### [INSTRUCTION]
Output all records precisely as written.

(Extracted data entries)
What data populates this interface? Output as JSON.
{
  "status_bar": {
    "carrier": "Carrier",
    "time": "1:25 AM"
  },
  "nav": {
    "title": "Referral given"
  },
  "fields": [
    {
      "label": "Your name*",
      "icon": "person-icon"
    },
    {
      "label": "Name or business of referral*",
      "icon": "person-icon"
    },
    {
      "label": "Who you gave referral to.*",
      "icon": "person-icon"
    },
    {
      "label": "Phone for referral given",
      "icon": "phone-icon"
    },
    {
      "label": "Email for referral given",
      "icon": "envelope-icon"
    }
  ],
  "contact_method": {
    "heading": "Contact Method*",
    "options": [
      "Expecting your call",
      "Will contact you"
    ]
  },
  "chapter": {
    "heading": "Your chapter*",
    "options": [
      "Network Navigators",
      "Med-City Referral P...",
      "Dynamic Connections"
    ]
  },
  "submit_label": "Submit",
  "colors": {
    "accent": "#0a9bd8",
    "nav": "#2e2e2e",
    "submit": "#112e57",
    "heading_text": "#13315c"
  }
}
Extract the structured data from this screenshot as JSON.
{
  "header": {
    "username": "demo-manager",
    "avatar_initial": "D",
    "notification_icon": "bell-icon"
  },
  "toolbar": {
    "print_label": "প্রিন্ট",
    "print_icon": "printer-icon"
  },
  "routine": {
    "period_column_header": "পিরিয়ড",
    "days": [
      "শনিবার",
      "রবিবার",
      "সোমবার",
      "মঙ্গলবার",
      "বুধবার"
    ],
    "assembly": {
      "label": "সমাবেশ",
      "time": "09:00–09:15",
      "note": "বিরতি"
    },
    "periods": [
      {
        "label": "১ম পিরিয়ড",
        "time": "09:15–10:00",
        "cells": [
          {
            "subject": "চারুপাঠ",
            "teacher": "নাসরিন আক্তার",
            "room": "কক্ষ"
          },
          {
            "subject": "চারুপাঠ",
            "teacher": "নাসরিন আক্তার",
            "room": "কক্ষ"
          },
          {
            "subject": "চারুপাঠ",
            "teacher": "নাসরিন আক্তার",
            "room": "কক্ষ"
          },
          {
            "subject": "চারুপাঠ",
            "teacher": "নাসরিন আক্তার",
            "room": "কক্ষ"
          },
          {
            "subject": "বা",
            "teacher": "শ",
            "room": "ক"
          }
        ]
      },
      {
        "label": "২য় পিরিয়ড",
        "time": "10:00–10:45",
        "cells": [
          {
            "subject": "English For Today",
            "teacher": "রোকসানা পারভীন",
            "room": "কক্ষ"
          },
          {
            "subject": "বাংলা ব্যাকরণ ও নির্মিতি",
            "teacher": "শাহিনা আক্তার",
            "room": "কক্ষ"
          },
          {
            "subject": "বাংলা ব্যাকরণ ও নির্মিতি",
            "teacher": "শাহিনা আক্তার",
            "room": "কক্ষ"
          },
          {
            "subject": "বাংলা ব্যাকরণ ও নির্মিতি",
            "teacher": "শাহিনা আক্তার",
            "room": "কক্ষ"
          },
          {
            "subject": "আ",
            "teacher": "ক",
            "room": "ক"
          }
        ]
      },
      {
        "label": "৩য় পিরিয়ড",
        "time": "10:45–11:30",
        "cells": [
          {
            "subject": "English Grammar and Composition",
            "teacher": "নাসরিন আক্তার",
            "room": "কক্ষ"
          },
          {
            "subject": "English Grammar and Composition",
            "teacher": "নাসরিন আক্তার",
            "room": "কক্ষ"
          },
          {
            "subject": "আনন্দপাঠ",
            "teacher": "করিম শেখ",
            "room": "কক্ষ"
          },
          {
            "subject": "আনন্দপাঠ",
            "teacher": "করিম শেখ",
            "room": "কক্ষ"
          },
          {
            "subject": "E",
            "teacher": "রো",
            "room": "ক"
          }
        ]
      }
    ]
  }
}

### [REPLY TO THE TASK]
What data populates this interface? Output as JSON.
{
  "status_bar": {
    "carrier": "Carrier",
    "time": "1:25 AM"
  },
  "nav": {
    "title": "Referral given"
  },
  "fields": [
    {
      "label": "Your name*",
      "icon": "person-icon"
    },
    {
      "label": "Name or business of referral*",
      "icon": "person-icon"
    },
    {
      "label": "Who you gave referral to.*",
      "icon": "person-icon"
    },
    {
      "label": "Phone for referral given",
      "icon": "phone-icon"
    },
    {
      "label": "Email for referral given",
      "icon": "envelope-icon"
    }
  ],
  "contact_method": {
    "heading": "Contact Method*",
    "options": [
      "Expecting your call",
      "Will contact you"
    ]
  },
  "chapter": {
    "heading": "Your chapter*",
    "options": [
      "Network Navigators",
      "Med-City Referral P...",
      "Dynamic Connections"
    ]
  },
  "submit_label": "Submit",
  "colors": {
    "accent": "#0a9bd8",
    "nav": "#2e2e2e",
    "submit": "#112e57",
    "heading_text": "#13315c"
  }
}
Extract the structured data from this screenshot as JSON.
{
  "header": {
    "username": "demo-manager",
    "avatar_initial": "D",
    "notification_icon": "bell-icon"
  },
  "toolbar": {
    "print_label": "প্রিন্ট",
    "print_icon": "printer-icon"
  },
  "routine": {
    "period_column_header": "পিরিয়ড",
    "days": [
      "শনিবার",
      "রবিবার",
      "সোমবার",
      "মঙ্গলবার",
      "বুধবার"
    ],
    "assembly": {
      "label": "সমাবেশ",
      "time": "09:00–09:15",
      "note": "বিরতি"
    },
    "periods": [
      {
        "label": "১ম পিরিয়ড",
        "time": "09:15–10:00",
        "cells": [
          {
            "subject": "চারুপাঠ",
            "teacher": "নাসরিন আক্তার",
            "room": "কক্ষ"
          },
          {
            "subject": "চারুপাঠ",
            "teacher": "নাসরিন আক্তার",
            "room": "কক্ষ"
          },
          {
            "subject": "চারুপাঠ",
            "teacher": "নাসরিন আক্তার",
            "room": "কক্ষ"
          },
          {
            "subject": "চারুপাঠ",
            "teacher": "নাসরিন আক্তার",
            "room": "কক্ষ"
          },
          {
            "subject": "বা",
            "teacher": "শ",
            "room": "ক"
          }
        ]
      },
      {
        "label": "২য় পিরিয়ড",
        "time": "10:00–10:45",
        "cells": [
          {
            "subject": "English For Today",
            "teacher": "রোকসানা পারভীন",
            "room": "কক্ষ"
          },
          {
            "subject": "বাংলা ব্যাকরণ ও নির্মিতি",
            "teacher": "শাহিনা আক্তার",
            "room": "কক্ষ"
          },
          {
            "subject": "বাংলা ব্যাকরণ ও নির্মিতি",
            "teacher": "শাহিনা আক্তার",
            "room": "কক্ষ"
          },
          {
            "subject": "বাংলা ব্যাকরণ ও নির্মিতি",
            "teacher": "শাহিনা আক্তার",
            "room": "কক্ষ"
          },
          {
            "subject": "আ",
            "teacher": "ক",
            "room": "ক"
          }
        ]
      },
      {
        "label": "৩য় পিরিয়ড",
        "time": "10:45–11:30",
        "cells": [
          {
            "subject": "English Grammar and Composition",
            "teacher": "নাসরিন আক্তার",
            "room": "কক্ষ"
          },
          {
            "subject": "English Grammar and Composition",
            "teacher": "নাসরিন আক্তার",
            "room": "কক্ষ"
          },
          {
            "subject": "আনন্দপাঠ",
            "teacher": "করিম শেখ",
            "room": "কক্ষ"
          },
          {
            "subject": "আনন্দপাঠ",
            "teacher": "করিম শেখ",
            "room": "কক্ষ"
          },
          {
            "subject": "E",
            "teacher": "রো",
            "room": "ক"
          }
        ]
      }
    ]
  }
}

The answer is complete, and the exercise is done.